Dataset excerpts:
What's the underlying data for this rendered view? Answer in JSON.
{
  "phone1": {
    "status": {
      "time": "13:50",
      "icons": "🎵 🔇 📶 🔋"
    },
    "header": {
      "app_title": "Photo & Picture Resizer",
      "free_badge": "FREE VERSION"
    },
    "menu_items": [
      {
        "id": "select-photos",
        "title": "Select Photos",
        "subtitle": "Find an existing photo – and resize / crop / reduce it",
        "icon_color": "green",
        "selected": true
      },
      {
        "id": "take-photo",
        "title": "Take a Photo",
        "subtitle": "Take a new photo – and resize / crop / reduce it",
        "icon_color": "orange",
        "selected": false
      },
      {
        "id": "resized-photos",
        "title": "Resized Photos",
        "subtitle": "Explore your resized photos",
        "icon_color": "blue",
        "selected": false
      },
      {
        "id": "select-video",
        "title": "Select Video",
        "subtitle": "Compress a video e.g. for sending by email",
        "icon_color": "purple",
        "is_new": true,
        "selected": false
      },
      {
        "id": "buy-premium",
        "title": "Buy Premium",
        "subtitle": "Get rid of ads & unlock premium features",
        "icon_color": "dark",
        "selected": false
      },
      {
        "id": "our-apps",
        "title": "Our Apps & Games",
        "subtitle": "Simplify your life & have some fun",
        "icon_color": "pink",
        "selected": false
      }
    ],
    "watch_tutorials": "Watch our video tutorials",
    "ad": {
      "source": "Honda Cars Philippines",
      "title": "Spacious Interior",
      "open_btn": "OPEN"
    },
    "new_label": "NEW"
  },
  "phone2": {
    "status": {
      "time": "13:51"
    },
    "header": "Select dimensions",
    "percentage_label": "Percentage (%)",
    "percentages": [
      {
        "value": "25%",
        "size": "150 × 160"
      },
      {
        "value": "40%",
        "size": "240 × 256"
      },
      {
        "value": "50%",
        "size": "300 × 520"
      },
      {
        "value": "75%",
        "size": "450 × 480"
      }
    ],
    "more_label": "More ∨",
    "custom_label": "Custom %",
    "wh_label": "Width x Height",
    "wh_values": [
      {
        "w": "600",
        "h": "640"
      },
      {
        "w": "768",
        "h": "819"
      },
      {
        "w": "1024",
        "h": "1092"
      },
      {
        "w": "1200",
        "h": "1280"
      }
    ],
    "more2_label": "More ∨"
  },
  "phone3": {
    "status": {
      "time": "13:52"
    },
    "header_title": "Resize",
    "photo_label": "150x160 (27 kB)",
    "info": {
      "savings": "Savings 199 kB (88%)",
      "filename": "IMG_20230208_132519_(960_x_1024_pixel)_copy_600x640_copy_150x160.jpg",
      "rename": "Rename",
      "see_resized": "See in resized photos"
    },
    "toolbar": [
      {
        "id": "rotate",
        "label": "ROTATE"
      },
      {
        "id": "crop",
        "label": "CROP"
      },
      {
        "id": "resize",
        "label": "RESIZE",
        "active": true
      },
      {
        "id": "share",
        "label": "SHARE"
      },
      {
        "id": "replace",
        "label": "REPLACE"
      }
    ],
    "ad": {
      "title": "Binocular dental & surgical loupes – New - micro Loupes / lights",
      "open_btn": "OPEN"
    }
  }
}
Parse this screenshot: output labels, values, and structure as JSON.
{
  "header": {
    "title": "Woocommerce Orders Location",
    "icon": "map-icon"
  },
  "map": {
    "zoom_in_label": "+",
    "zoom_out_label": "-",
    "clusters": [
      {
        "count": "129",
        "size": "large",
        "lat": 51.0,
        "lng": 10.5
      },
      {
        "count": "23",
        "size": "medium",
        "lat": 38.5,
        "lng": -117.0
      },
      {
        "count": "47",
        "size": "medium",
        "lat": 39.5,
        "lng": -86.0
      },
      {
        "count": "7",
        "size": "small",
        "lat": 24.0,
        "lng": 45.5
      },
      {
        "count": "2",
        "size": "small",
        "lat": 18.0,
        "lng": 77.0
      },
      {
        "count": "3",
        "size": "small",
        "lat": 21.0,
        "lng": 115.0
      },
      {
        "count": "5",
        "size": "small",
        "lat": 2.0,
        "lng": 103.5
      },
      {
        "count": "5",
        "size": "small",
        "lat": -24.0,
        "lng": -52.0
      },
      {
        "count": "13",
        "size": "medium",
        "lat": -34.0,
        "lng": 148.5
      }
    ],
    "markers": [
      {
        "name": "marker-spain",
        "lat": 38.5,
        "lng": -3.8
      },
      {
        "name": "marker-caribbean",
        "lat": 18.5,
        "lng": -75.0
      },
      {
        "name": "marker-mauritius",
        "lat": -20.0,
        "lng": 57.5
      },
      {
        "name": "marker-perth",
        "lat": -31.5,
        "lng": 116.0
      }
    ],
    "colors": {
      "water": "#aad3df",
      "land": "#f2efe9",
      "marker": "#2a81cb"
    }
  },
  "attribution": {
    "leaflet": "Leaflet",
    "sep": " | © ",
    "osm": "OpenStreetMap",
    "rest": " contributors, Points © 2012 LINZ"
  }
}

== Given exercise ==
Copy down the material exactly as written.

== Full output ==
What's the underlying data for this rendered view? Answer in JSON.
{
  "phone1": {
    "status": {
      "time": "13:50",
      "icons": "🎵 🔇 📶 🔋"
    },
    "header": {
      "app_title": "Photo & Picture Resizer",
      "free_badge": "FREE VERSION"
    },
    "menu_items": [
      {
        "id": "select-photos",
        "title": "Select Photos",
        "subtitle": "Find an existing photo – and resize / crop / reduce it",
        "icon_color": "green",
        "selected": true
      },
      {
        "id": "take-photo",
        "title": "Take a Photo",
        "subtitle": "Take a new photo – and resize / crop / reduce it",
        "icon_color": "orange",
        "selected": false
      },
      {
        "id": "resized-photos",
        "title": "Resized Photos",
        "subtitle": "Explore your resized photos",
        "icon_color": "blue",
        "selected": false
      },
      {
        "id": "select-video",
        "title": "Select Video",
        "subtitle": "Compress a video e.g. for sending by email",
        "icon_color": "purple",
        "is_new": true,
        "selected": false
      },
      {
        "id": "buy-premium",
        "title": "Buy Premium",
        "subtitle": "Get rid of ads & unlock premium features",
        "icon_color": "dark",
        "selected": false
      },
      {
        "id": "our-apps",
        "title": "Our Apps & Games",
        "subtitle": "Simplify your life & have some fun",
        "icon_color": "pink",
        "selected": false
      }
    ],
    "watch_tutorials": "Watch our video tutorials",
    "ad": {
      "source": "Honda Cars Philippines",
      "title": "Spacious Interior",
      "open_btn": "OPEN"
    },
    "new_label": "NEW"
  },
  "phone2": {
    "status": {
      "time": "13:51"
    },
    "header": "Select dimensions",
    "percentage_label": "Percentage (%)",
    "percentages": [
      {
        "value": "25%",
        "size": "150 × 160"
      },
      {
        "value": "40%",
        "size": "240 × 256"
      },
      {
        "value": "50%",
        "size": "300 × 520"
      },
      {
        "value": "75%",
        "size": "450 × 480"
      }
    ],
    "more_label": "More ∨",
    "custom_label": "Custom %",
    "wh_label": "Width x Height",
    "wh_values": [
      {
        "w": "600",
        "h": "640"
      },
      {
        "w": "768",
        "h": "819"
      },
      {
        "w": "1024",
        "h": "1092"
      },
      {
        "w": "1200",
        "h": "1280"
      }
    ],
    "more2_label": "More ∨"
  },
  "phone3": {
    "status": {
      "time": "13:52"
    },
    "header_title": "Resize",
    "photo_label": "150x160 (27 kB)",
    "info": {
      "savings": "Savings 199 kB (88%)",
      "filename": "IMG_20230208_132519_(960_x_1024_pixel)_copy_600x640_copy_150x160.jpg",
      "rename": "Rename",
      "see_resized": "See in resized photos"
    },
    "toolbar": [
      {
        "id": "rotate",
        "label": "ROTATE"
      },
      {
        "id": "crop",
        "label": "CROP"
      },
      {
        "id": "resize",
        "label": "RESIZE",
        "active": true
      },
      {
        "id": "share",
        "label": "SHARE"
      },
      {
        "id": "replace",
        "label": "REPLACE"
      }
    ],
    "ad": {
      "title": "Binocular dental & surgical loupes – New - micro Loupes / lights",
      "open_btn": "OPEN"
    }
  }
}
Parse this screenshot: output labels, values, and structure as JSON.
{
  "header": {
    "title": "Woocommerce Orders Location",
    "icon": "map-icon"
  },
  "map": {
    "zoom_in_label": "+",
    "zoom_out_label": "-",
    "clusters": [
      {
        "count": "129",
        "size": "large",
        "lat": 51.0,
        "lng": 10.5
      },
      {
        "count": "23",
        "size": "medium",
        "lat": 38.5,
        "lng": -117.0
      },
      {
        "count": "47",
        "size": "medium",
        "lat": 39.5,
        "lng": -86.0
      },
      {
        "count": "7",
        "size": "small",
        "lat": 24.0,
        "lng": 45.5
      },
      {
        "count": "2",
        "size": "small",
        "lat": 18.0,
        "lng": 77.0
      },
      {
        "count": "3",
        "size": "small",
        "lat": 21.0,
        "lng": 115.0
      },
      {
        "count": "5",
        "size": "small",
        "lat": 2.0,
        "lng": 103.5
      },
      {
        "count": "5",
        "size": "small",
        "lat": -24.0,
        "lng": -52.0
      },
      {
        "count": "13",
        "size": "medium",
        "lat": -34.0,
        "lng": 148.5
      }
    ],
    "markers": [
      {
        "name": "marker-spain",
        "lat": 38.5,
        "lng": -3.8
      },
      {
        "name": "marker-caribbean",
        "lat": 18.5,
        "lng": -75.0
      },
      {
        "name": "marker-mauritius",
        "lat": -20.0,
        "lng": 57.5
      },
      {
        "name": "marker-perth",
        "lat": -31.5,
        "lng": 116.0
      }
    ],
    "colors": {
      "water": "#aad3df",
      "land": "#f2efe9",
      "marker": "#2a81cb"
    }
  },
  "attribution": {
    "leaflet": "Leaflet",
    "sep": " | © ",
    "osm": "OpenStreetMap",
    "rest": " contributors, Points © 2012 LINZ"
  }
}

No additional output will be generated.